• Page image transcription data:
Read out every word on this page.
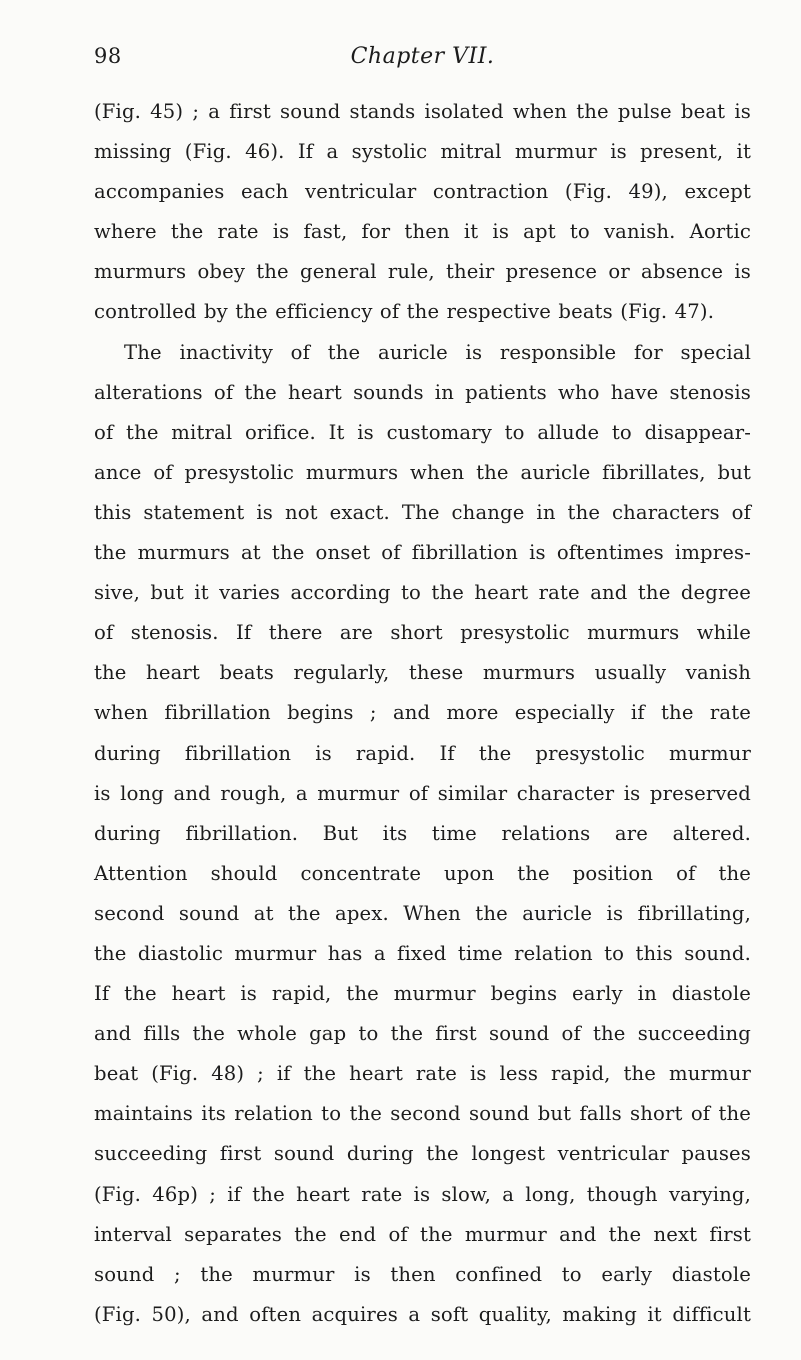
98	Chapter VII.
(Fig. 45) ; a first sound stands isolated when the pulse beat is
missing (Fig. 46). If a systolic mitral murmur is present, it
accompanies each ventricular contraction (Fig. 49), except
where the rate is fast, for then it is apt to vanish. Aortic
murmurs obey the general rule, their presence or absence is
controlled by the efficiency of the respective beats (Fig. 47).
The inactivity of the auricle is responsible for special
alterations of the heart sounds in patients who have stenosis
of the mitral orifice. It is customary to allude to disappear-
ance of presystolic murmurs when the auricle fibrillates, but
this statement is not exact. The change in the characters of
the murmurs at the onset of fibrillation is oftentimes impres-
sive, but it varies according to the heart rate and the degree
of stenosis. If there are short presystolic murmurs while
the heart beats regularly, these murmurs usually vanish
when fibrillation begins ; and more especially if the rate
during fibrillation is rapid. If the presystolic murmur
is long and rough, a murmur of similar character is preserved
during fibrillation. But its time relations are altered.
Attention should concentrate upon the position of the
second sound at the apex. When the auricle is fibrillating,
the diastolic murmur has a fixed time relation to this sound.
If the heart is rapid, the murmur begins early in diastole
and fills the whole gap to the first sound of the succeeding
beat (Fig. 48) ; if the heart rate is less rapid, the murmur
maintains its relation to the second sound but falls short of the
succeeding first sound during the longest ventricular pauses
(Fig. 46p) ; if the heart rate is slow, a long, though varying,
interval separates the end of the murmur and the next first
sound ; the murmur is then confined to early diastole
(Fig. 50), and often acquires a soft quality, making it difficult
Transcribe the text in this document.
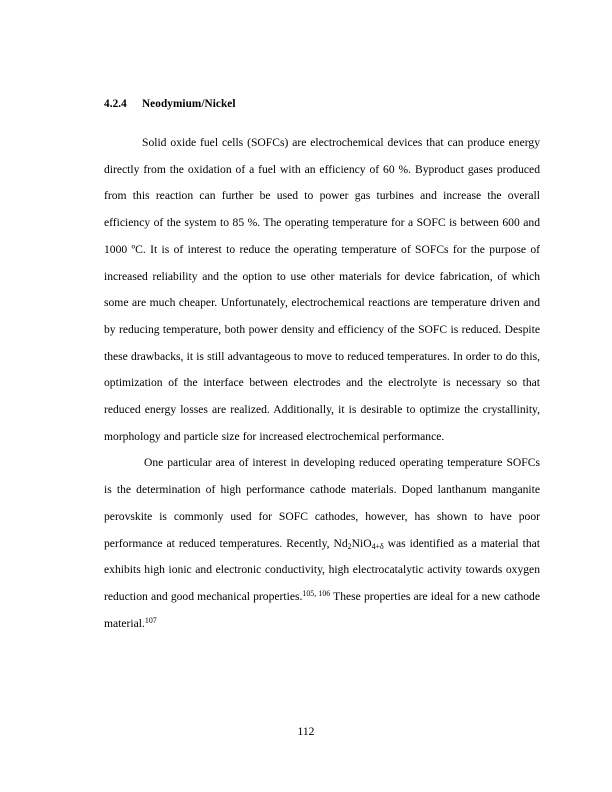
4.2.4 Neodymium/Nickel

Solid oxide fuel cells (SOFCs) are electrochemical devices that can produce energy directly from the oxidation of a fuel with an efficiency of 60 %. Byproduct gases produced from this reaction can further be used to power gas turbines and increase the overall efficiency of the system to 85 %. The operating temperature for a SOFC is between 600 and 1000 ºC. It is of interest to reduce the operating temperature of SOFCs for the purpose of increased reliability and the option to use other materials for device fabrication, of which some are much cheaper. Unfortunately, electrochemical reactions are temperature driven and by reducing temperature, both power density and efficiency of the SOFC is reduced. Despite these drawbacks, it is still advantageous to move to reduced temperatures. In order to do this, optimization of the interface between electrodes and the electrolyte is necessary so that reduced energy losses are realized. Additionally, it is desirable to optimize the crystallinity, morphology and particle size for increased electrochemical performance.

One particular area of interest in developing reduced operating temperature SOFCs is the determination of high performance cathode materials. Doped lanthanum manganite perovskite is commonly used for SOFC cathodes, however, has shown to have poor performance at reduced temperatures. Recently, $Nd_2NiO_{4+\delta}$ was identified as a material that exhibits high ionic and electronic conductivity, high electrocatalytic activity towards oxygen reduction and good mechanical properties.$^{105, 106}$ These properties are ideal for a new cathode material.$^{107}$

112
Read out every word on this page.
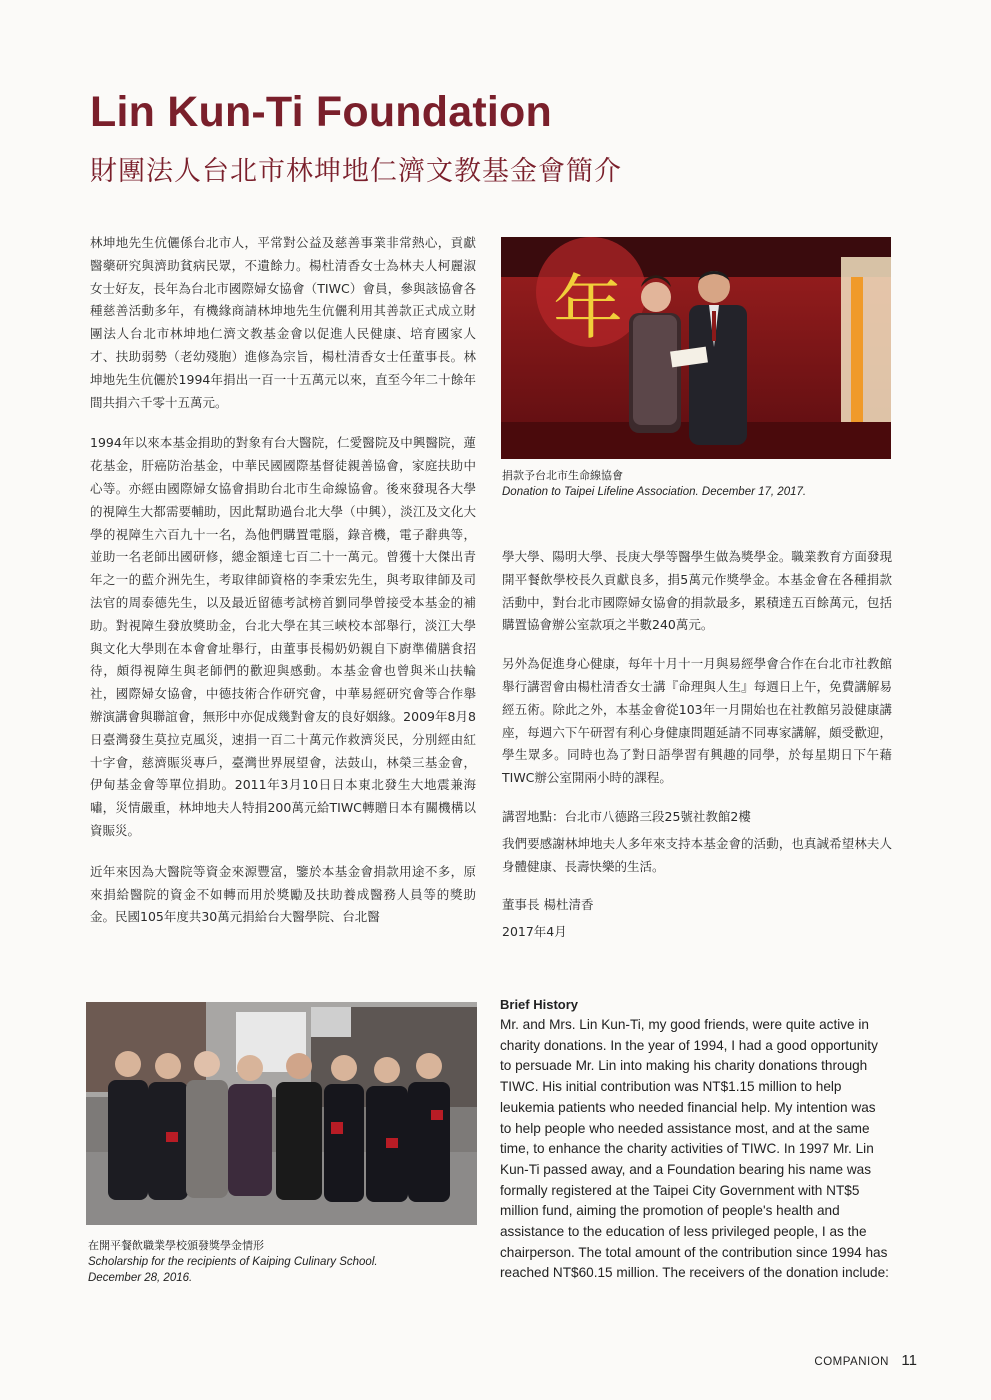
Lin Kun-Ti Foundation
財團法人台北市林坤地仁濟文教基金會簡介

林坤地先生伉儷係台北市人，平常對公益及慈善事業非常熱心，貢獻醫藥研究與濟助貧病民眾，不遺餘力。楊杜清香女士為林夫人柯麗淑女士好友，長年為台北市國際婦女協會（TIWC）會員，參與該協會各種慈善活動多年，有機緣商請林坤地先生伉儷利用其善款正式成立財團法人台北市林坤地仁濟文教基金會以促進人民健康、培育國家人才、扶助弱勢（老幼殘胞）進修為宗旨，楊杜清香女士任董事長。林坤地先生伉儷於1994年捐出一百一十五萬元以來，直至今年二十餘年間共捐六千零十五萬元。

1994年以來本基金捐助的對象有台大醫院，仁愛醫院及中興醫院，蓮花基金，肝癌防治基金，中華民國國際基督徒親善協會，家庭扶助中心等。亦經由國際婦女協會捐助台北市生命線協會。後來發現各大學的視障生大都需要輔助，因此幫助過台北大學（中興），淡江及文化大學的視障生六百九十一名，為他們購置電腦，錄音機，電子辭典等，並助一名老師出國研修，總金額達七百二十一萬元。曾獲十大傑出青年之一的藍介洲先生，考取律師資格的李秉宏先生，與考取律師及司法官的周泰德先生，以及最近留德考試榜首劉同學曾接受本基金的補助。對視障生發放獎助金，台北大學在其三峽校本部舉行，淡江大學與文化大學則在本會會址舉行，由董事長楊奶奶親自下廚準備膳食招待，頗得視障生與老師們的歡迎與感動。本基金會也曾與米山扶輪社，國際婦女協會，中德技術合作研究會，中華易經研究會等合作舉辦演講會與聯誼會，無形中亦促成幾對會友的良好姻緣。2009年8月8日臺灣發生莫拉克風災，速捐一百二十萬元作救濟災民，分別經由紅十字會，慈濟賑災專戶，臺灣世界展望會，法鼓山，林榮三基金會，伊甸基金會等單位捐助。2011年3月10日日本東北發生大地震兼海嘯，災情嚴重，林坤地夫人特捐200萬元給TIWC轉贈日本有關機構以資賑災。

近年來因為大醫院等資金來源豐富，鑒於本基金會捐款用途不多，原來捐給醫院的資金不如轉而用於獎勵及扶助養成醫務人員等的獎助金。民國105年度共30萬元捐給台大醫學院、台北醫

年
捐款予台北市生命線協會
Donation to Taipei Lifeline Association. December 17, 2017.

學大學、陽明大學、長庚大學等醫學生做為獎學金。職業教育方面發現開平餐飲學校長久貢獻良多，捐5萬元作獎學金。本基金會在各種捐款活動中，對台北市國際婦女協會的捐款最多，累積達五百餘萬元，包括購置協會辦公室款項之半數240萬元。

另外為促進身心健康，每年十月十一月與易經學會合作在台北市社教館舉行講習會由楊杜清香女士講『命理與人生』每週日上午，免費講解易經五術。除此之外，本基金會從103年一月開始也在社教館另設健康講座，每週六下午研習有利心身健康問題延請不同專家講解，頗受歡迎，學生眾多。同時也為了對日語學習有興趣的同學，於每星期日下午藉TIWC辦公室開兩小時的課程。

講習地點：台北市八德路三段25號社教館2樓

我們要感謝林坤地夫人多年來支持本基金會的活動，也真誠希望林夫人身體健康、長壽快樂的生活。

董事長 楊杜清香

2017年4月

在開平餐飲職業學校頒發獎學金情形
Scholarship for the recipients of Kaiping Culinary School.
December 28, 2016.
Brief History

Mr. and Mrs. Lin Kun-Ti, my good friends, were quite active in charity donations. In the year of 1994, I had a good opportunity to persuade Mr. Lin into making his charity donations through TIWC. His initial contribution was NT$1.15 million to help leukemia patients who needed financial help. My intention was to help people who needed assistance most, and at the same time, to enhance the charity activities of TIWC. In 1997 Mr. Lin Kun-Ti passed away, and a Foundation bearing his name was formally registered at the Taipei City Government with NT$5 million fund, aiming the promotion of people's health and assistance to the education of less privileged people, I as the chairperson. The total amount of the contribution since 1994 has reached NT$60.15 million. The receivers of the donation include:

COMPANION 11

• Your task:
Where a line in the entries holds "second", copy that line.

• Your solution:
second sound at the apex. When the auricle is fibrillating,
maintains its relation to the second sound but falls short of the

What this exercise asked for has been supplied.